--- TASK STATEMENT ---
Copy each line containing the word "color" from the records that follow, please.

--- MATERIAL PROVIDED ---
((

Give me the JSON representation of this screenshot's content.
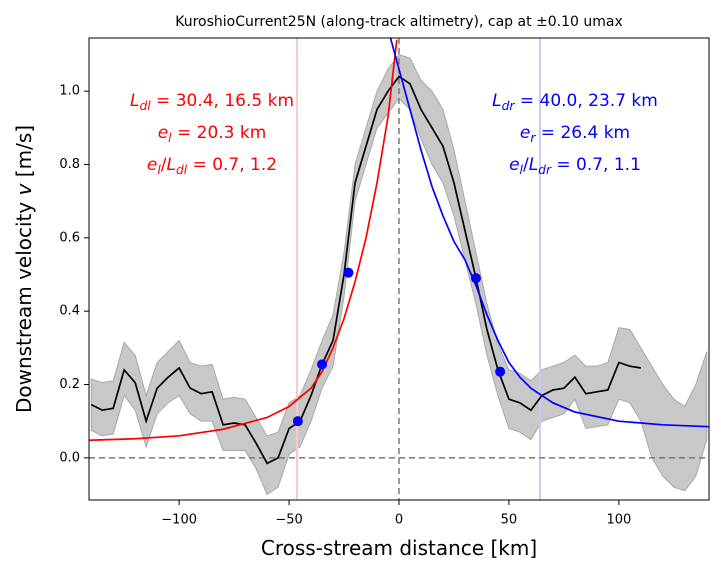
{
  "chart_data": {
    "type": "line",
    "title": "KuroshioCurrent25N (along-track altimetry), cap at ±0.10 umax",
    "xlabel": [
      {
        "t": "Cross-stream distance [km]"
      }
    ],
    "ylabel": [
      {
        "t": "Downstream velocity "
      },
      {
        "t": "v",
        "italic": true
      },
      {
        "t": " [m/s]"
      }
    ],
    "xlim": [
      -141,
      141
    ],
    "ylim": [
      -0.115,
      1.145
    ],
    "xticks": [
      {
        "value": -100,
        "label": "−100"
      },
      {
        "value": -50,
        "label": "−50"
      },
      0,
      50,
      100
    ],
    "yticks": [
      {
        "value": 0,
        "label": "0.0"
      },
      {
        "value": 0.2,
        "label": "0.2"
      },
      {
        "value": 0.4,
        "label": "0.4"
      },
      {
        "value": 0.6,
        "label": "0.6"
      },
      {
        "value": 0.8,
        "label": "0.8"
      },
      {
        "value": 1,
        "label": "1.0"
      }
    ],
    "band": {
      "color": "#c8c8c8",
      "edge": "#a8a8a8",
      "x": [
        -140,
        -135,
        -130,
        -125,
        -120,
        -115,
        -110,
        -105,
        -100,
        -95,
        -90,
        -85,
        -80,
        -75,
        -70,
        -65,
        -60,
        -55,
        -50,
        -45,
        -40,
        -35,
        -30,
        -25,
        -20,
        -15,
        -10,
        -5,
        0,
        5,
        10,
        15,
        20,
        25,
        30,
        35,
        40,
        45,
        50,
        55,
        60,
        65,
        70,
        75,
        80,
        85,
        90,
        95,
        100,
        105,
        110,
        115,
        120,
        125,
        130,
        135,
        140
      ],
      "upper": [
        0.215,
        0.205,
        0.21,
        0.315,
        0.28,
        0.17,
        0.26,
        0.29,
        0.32,
        0.26,
        0.25,
        0.255,
        0.16,
        0.165,
        0.16,
        0.11,
        0.06,
        0.07,
        0.15,
        0.17,
        0.24,
        0.32,
        0.39,
        0.56,
        0.8,
        0.9,
        1.0,
        1.06,
        1.1,
        1.09,
        1.03,
        1.0,
        0.95,
        0.84,
        0.7,
        0.56,
        0.42,
        0.31,
        0.24,
        0.23,
        0.21,
        0.24,
        0.25,
        0.26,
        0.28,
        0.25,
        0.25,
        0.26,
        0.355,
        0.35,
        0.3,
        0.25,
        0.2,
        0.16,
        0.14,
        0.2,
        0.29
      ],
      "lower": [
        0.075,
        0.06,
        0.065,
        0.17,
        0.13,
        0.03,
        0.12,
        0.15,
        0.17,
        0.12,
        0.1,
        0.1,
        0.02,
        0.02,
        0.02,
        -0.03,
        -0.1,
        -0.08,
        0.01,
        0.03,
        0.1,
        0.19,
        0.25,
        0.44,
        0.7,
        0.8,
        0.9,
        0.94,
        0.98,
        0.95,
        0.87,
        0.8,
        0.75,
        0.66,
        0.54,
        0.42,
        0.28,
        0.17,
        0.08,
        0.07,
        0.05,
        0.1,
        0.11,
        0.12,
        0.16,
        0.08,
        0.085,
        0.09,
        0.16,
        0.15,
        0.1,
        0.0,
        -0.05,
        -0.08,
        -0.09,
        -0.05,
        0.05
      ]
    },
    "series": [
      {
        "color": "#000000",
        "x": [
          -140,
          -135,
          -130,
          -125,
          -120,
          -115,
          -110,
          -105,
          -100,
          -95,
          -90,
          -85,
          -80,
          -75,
          -70,
          -65,
          -60,
          -55,
          -50,
          -45,
          -40,
          -35,
          -30,
          -25,
          -20,
          -15,
          -10,
          -5,
          0,
          5,
          10,
          15,
          20,
          25,
          30,
          35,
          40,
          45,
          50,
          55,
          60,
          65,
          70,
          75,
          80,
          85,
          90,
          95,
          100,
          105,
          110
        ],
        "values": [
          0.145,
          0.13,
          0.135,
          0.24,
          0.205,
          0.1,
          0.19,
          0.22,
          0.245,
          0.19,
          0.175,
          0.18,
          0.09,
          0.095,
          0.09,
          0.04,
          -0.015,
          0.0,
          0.08,
          0.1,
          0.17,
          0.255,
          0.32,
          0.5,
          0.75,
          0.85,
          0.95,
          1.0,
          1.04,
          1.02,
          0.95,
          0.9,
          0.85,
          0.75,
          0.62,
          0.49,
          0.35,
          0.24,
          0.16,
          0.15,
          0.13,
          0.17,
          0.185,
          0.19,
          0.22,
          0.175,
          0.18,
          0.185,
          0.26,
          0.25,
          0.245
        ]
      },
      {
        "color": "#ff0000",
        "x": [
          -141,
          -120,
          -100,
          -80,
          -60,
          -50,
          -45,
          -40,
          -35,
          -30,
          -25,
          -20,
          -15,
          -10,
          -5,
          -1
        ],
        "values": [
          0.048,
          0.052,
          0.06,
          0.078,
          0.11,
          0.14,
          0.165,
          0.19,
          0.235,
          0.3,
          0.38,
          0.48,
          0.6,
          0.75,
          0.93,
          1.14
        ]
      },
      {
        "color": "#0000ff",
        "x": [
          -5,
          0,
          5,
          10,
          15,
          20,
          25,
          30,
          35,
          40,
          45,
          50,
          55,
          60,
          70,
          80,
          100,
          120,
          141
        ],
        "values": [
          1.17,
          1.06,
          0.95,
          0.84,
          0.74,
          0.66,
          0.59,
          0.54,
          0.47,
          0.39,
          0.32,
          0.26,
          0.22,
          0.19,
          0.15,
          0.125,
          0.1,
          0.09,
          0.085
        ]
      }
    ],
    "points": {
      "color": "#0000ff",
      "x": [
        -46,
        -35,
        -23,
        35,
        46
      ],
      "values": [
        0.1,
        0.255,
        0.505,
        0.49,
        0.235
      ]
    },
    "vlines": [
      {
        "x": -46.4,
        "color": "#ffc8c8"
      },
      {
        "x": 64.1,
        "color": "#c8c8ff"
      }
    ],
    "ref_lines": {
      "x": 0,
      "y": 0,
      "color": "#808080"
    },
    "annotations": [
      {
        "color": "#ff0000",
        "lines": [
          [
            {
              "t": "L",
              "sub": "dl"
            },
            {
              "t": " = 30.4, 16.5 km"
            }
          ],
          [
            {
              "t": "e",
              "sub": "l"
            },
            {
              "t": " = 20.3 km"
            }
          ],
          [
            {
              "t": "e",
              "sub": "l"
            },
            {
              "t": "/"
            },
            {
              "t": "L",
              "sub": "dl"
            },
            {
              "t": " = 0.7, 1.2"
            }
          ]
        ]
      },
      {
        "color": "#0000ff",
        "lines": [
          [
            {
              "t": "L",
              "sub": "dr"
            },
            {
              "t": " = 40.0, 23.7 km"
            }
          ],
          [
            {
              "t": "e",
              "sub": "r"
            },
            {
              "t": " = 26.4 km"
            }
          ],
          [
            {
              "t": "e",
              "sub": "l"
            },
            {
              "t": "/"
            },
            {
              "t": "L",
              "sub": "dr"
            },
            {
              "t": " = 0.7, 1.1"
            }
          ]
        ]
      }
    ]
  }
}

))

--- THE SOLUTION ---
      "color": "#c8c8c8",
        "color": "#000000",
        "color": "#ff0000",
        "color": "#0000ff",
      "color": "#0000ff",
        "color": "#ffc8c8"
        "color": "#c8c8ff"
      "color": "#808080"
        "color": "#ff0000",
        "color": "#0000ff",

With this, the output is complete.